>> start

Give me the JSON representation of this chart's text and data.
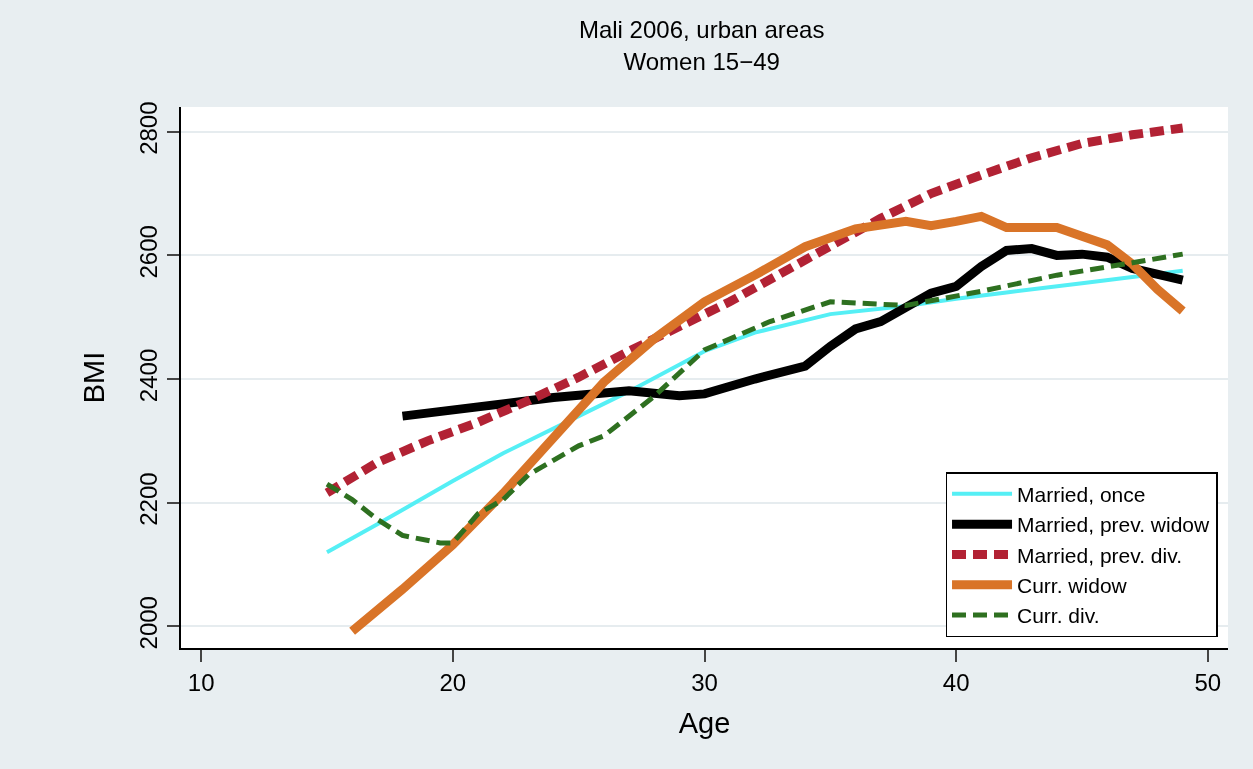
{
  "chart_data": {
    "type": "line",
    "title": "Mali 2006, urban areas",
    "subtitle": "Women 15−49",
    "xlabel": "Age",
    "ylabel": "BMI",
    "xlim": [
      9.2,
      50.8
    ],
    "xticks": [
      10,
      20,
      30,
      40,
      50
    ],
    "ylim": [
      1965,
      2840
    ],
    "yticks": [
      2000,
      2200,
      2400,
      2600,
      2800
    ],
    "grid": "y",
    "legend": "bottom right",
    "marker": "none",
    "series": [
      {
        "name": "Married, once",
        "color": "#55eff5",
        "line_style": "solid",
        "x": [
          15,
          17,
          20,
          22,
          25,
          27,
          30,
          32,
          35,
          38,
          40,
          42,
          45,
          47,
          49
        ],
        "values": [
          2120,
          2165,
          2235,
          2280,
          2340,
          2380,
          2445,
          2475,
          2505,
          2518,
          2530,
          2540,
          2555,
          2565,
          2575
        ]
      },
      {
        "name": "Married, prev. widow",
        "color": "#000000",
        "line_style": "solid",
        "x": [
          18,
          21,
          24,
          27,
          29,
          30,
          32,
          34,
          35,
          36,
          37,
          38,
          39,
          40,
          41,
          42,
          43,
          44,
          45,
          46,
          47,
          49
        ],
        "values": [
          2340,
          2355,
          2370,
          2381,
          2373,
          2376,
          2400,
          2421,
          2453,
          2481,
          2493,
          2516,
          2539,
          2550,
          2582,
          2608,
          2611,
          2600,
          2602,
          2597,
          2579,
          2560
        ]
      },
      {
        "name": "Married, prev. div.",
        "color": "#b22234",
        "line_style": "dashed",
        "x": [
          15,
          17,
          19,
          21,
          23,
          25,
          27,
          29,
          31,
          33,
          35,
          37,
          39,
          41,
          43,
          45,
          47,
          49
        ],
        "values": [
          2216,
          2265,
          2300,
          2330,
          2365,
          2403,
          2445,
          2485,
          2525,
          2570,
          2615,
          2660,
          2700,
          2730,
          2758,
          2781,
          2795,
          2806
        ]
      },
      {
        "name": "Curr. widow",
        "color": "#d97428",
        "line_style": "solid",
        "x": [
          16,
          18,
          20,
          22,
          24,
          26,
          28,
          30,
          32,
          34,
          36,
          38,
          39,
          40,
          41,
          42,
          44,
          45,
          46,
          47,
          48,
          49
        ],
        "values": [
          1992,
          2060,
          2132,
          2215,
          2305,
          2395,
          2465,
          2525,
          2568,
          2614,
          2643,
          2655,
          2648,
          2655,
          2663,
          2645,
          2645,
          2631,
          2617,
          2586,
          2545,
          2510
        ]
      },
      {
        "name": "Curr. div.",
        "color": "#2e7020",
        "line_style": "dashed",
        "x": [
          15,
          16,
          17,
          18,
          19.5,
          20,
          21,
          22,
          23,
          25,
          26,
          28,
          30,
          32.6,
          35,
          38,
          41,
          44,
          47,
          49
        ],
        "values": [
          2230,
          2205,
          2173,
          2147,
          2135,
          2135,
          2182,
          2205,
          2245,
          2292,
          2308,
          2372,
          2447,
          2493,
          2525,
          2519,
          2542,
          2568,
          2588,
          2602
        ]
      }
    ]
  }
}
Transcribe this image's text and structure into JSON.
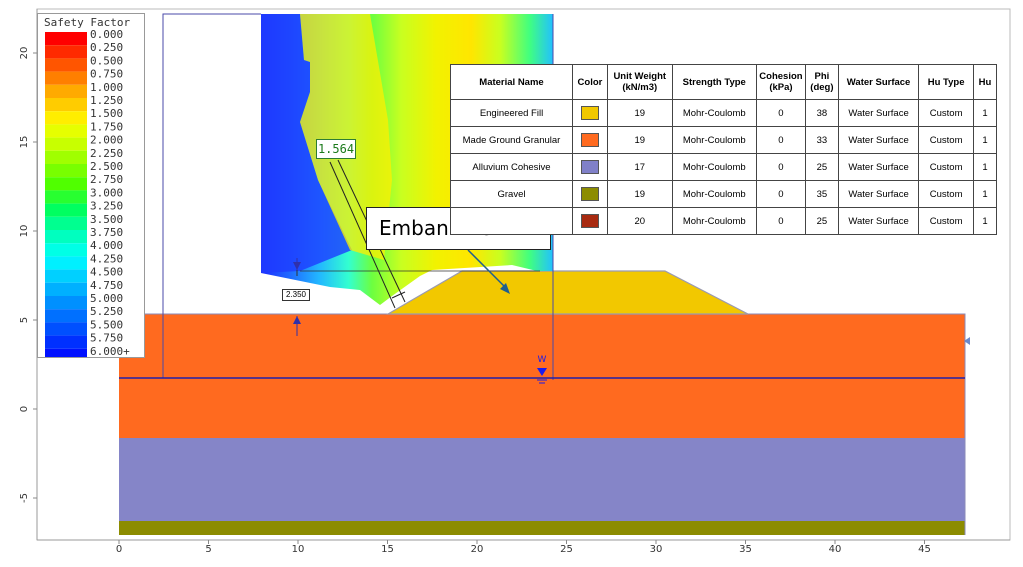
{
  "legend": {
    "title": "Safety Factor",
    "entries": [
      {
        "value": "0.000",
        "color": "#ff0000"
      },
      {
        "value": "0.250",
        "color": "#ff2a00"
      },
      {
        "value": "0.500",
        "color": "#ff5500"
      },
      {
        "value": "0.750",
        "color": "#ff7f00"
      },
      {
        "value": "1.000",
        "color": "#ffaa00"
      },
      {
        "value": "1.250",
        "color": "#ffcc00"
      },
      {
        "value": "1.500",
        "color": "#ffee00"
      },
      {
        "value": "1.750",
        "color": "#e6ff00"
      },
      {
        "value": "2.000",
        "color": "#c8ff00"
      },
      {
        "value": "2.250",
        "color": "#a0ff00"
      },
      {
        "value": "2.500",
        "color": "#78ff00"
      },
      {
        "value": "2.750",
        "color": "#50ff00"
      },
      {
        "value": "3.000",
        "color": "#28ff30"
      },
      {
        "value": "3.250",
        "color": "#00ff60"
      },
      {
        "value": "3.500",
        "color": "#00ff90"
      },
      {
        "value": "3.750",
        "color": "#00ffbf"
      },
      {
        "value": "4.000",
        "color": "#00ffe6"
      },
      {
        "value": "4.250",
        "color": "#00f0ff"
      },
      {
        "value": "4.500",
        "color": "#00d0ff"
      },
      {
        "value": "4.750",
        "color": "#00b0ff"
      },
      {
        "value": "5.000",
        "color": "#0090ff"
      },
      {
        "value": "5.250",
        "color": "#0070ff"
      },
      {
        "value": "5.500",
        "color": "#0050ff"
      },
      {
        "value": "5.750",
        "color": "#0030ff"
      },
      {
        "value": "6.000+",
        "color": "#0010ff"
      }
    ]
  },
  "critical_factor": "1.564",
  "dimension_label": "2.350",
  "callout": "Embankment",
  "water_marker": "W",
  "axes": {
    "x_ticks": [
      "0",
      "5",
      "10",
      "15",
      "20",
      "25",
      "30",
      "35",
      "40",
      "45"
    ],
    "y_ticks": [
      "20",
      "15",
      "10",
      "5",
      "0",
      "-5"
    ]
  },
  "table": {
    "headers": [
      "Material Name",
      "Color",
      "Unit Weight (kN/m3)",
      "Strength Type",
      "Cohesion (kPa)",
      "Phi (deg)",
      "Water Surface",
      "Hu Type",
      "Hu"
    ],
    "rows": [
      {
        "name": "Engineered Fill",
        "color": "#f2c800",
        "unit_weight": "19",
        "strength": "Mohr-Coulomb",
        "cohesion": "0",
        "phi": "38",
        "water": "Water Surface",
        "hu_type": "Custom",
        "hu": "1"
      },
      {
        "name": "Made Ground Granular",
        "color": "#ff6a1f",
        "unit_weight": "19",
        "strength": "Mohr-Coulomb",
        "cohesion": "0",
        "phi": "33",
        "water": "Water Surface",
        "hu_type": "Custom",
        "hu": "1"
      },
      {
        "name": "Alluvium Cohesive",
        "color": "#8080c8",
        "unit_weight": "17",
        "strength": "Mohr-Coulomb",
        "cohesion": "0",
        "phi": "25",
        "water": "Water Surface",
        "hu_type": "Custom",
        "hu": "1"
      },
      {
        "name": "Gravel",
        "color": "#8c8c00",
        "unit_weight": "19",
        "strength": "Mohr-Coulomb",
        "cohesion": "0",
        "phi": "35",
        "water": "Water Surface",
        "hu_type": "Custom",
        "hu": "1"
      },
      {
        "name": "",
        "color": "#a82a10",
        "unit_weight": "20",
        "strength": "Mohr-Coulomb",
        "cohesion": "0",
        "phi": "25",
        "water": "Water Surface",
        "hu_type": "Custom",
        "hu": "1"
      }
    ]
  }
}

>> end

● **THE EXERCISE**: Omit the pictures and reproduce the listing exactly.

● **EXERCISE SOLUTION**:
Give me the JSON representation of this chart's text and data.
{
  "chart_data": {
    "type": "line",
    "title": "Mali 2006, urban areas",
    "subtitle": "Women 15−49",
    "xlabel": "Age",
    "ylabel": "BMI",
    "xlim": [
      9.2,
      50.8
    ],
    "xticks": [
      10,
      20,
      30,
      40,
      50
    ],
    "ylim": [
      1965,
      2840
    ],
    "yticks": [
      2000,
      2200,
      2400,
      2600,
      2800
    ],
    "grid": "y",
    "legend": "bottom right",
    "marker": "none",
    "series": [
      {
        "name": "Married, once",
        "color": "#55eff5",
        "line_style": "solid",
        "x": [
          15,
          17,
          20,
          22,
          25,
          27,
          30,
          32,
          35,
          38,
          40,
          42,
          45,
          47,
          49
        ],
        "values": [
          2120,
          2165,
          2235,
          2280,
          2340,
          2380,
          2445,
          2475,
          2505,
          2518,
          2530,
          2540,
          2555,
          2565,
          2575
        ]
      },
      {
        "name": "Married, prev. widow",
        "color": "#000000",
        "line_style": "solid",
        "x": [
          18,
          21,
          24,
          27,
          29,
          30,
          32,
          34,
          35,
          36,
          37,
          38,
          39,
          40,
          41,
          42,
          43,
          44,
          45,
          46,
          47,
          49
        ],
        "values": [
          2340,
          2355,
          2370,
          2381,
          2373,
          2376,
          2400,
          2421,
          2453,
          2481,
          2493,
          2516,
          2539,
          2550,
          2582,
          2608,
          2611,
          2600,
          2602,
          2597,
          2579,
          2560
        ]
      },
      {
        "name": "Married, prev. div.",
        "color": "#b22234",
        "line_style": "dashed",
        "x": [
          15,
          17,
          19,
          21,
          23,
          25,
          27,
          29,
          31,
          33,
          35,
          37,
          39,
          41,
          43,
          45,
          47,
          49
        ],
        "values": [
          2216,
          2265,
          2300,
          2330,
          2365,
          2403,
          2445,
          2485,
          2525,
          2570,
          2615,
          2660,
          2700,
          2730,
          2758,
          2781,
          2795,
          2806
        ]
      },
      {
        "name": "Curr. widow",
        "color": "#d97428",
        "line_style": "solid",
        "x": [
          16,
          18,
          20,
          22,
          24,
          26,
          28,
          30,
          32,
          34,
          36,
          38,
          39,
          40,
          41,
          42,
          44,
          45,
          46,
          47,
          48,
          49
        ],
        "values": [
          1992,
          2060,
          2132,
          2215,
          2305,
          2395,
          2465,
          2525,
          2568,
          2614,
          2643,
          2655,
          2648,
          2655,
          2663,
          2645,
          2645,
          2631,
          2617,
          2586,
          2545,
          2510
        ]
      },
      {
        "name": "Curr. div.",
        "color": "#2e7020",
        "line_style": "dashed",
        "x": [
          15,
          16,
          17,
          18,
          19.5,
          20,
          21,
          22,
          23,
          25,
          26,
          28,
          30,
          32.6,
          35,
          38,
          41,
          44,
          47,
          49
        ],
        "values": [
          2230,
          2205,
          2173,
          2147,
          2135,
          2135,
          2182,
          2205,
          2245,
          2292,
          2308,
          2372,
          2447,
          2493,
          2525,
          2519,
          2542,
          2568,
          2588,
          2602
        ]
      }
    ]
  }
}
Transcribe this image's text and structure into JSON.
{
  "legend": {
    "title": "Safety Factor",
    "entries": [
      {
        "value": "0.000",
        "color": "#ff0000"
      },
      {
        "value": "0.250",
        "color": "#ff2a00"
      },
      {
        "value": "0.500",
        "color": "#ff5500"
      },
      {
        "value": "0.750",
        "color": "#ff7f00"
      },
      {
        "value": "1.000",
        "color": "#ffaa00"
      },
      {
        "value": "1.250",
        "color": "#ffcc00"
      },
      {
        "value": "1.500",
        "color": "#ffee00"
      },
      {
        "value": "1.750",
        "color": "#e6ff00"
      },
      {
        "value": "2.000",
        "color": "#c8ff00"
      },
      {
        "value": "2.250",
        "color": "#a0ff00"
      },
      {
        "value": "2.500",
        "color": "#78ff00"
      },
      {
        "value": "2.750",
        "color": "#50ff00"
      },
      {
        "value": "3.000",
        "color": "#28ff30"
      },
      {
        "value": "3.250",
        "color": "#00ff60"
      },
      {
        "value": "3.500",
        "color": "#00ff90"
      },
      {
        "value": "3.750",
        "color": "#00ffbf"
      },
      {
        "value": "4.000",
        "color": "#00ffe6"
      },
      {
        "value": "4.250",
        "color": "#00f0ff"
      },
      {
        "value": "4.500",
        "color": "#00d0ff"
      },
      {
        "value": "4.750",
        "color": "#00b0ff"
      },
      {
        "value": "5.000",
        "color": "#0090ff"
      },
      {
        "value": "5.250",
        "color": "#0070ff"
      },
      {
        "value": "5.500",
        "color": "#0050ff"
      },
      {
        "value": "5.750",
        "color": "#0030ff"
      },
      {
        "value": "6.000+",
        "color": "#0010ff"
      }
    ]
  },
  "critical_factor": "1.564",
  "dimension_label": "2.350",
  "callout": "Embankment",
  "water_marker": "W",
  "axes": {
    "x_ticks": [
      "0",
      "5",
      "10",
      "15",
      "20",
      "25",
      "30",
      "35",
      "40",
      "45"
    ],
    "y_ticks": [
      "20",
      "15",
      "10",
      "5",
      "0",
      "-5"
    ]
  },
  "table": {
    "headers": [
      "Material Name",
      "Color",
      "Unit Weight (kN/m3)",
      "Strength Type",
      "Cohesion (kPa)",
      "Phi (deg)",
      "Water Surface",
      "Hu Type",
      "Hu"
    ],
    "rows": [
      {
        "name": "Engineered Fill",
        "color": "#f2c800",
        "unit_weight": "19",
        "strength": "Mohr-Coulomb",
        "cohesion": "0",
        "phi": "38",
        "water": "Water Surface",
        "hu_type": "Custom",
        "hu": "1"
      },
      {
        "name": "Made Ground Granular",
        "color": "#ff6a1f",
        "unit_weight": "19",
        "strength": "Mohr-Coulomb",
        "cohesion": "0",
        "phi": "33",
        "water": "Water Surface",
        "hu_type": "Custom",
        "hu": "1"
      },
      {
        "name": "Alluvium Cohesive",
        "color": "#8080c8",
        "unit_weight": "17",
        "strength": "Mohr-Coulomb",
        "cohesion": "0",
        "phi": "25",
        "water": "Water Surface",
        "hu_type": "Custom",
        "hu": "1"
      },
      {
        "name": "Gravel",
        "color": "#8c8c00",
        "unit_weight": "19",
        "strength": "Mohr-Coulomb",
        "cohesion": "0",
        "phi": "35",
        "water": "Water Surface",
        "hu_type": "Custom",
        "hu": "1"
      },
      {
        "name": "",
        "color": "#a82a10",
        "unit_weight": "20",
        "strength": "Mohr-Coulomb",
        "cohesion": "0",
        "phi": "25",
        "water": "Water Surface",
        "hu_type": "Custom",
        "hu": "1"
      }
    ]
  }
}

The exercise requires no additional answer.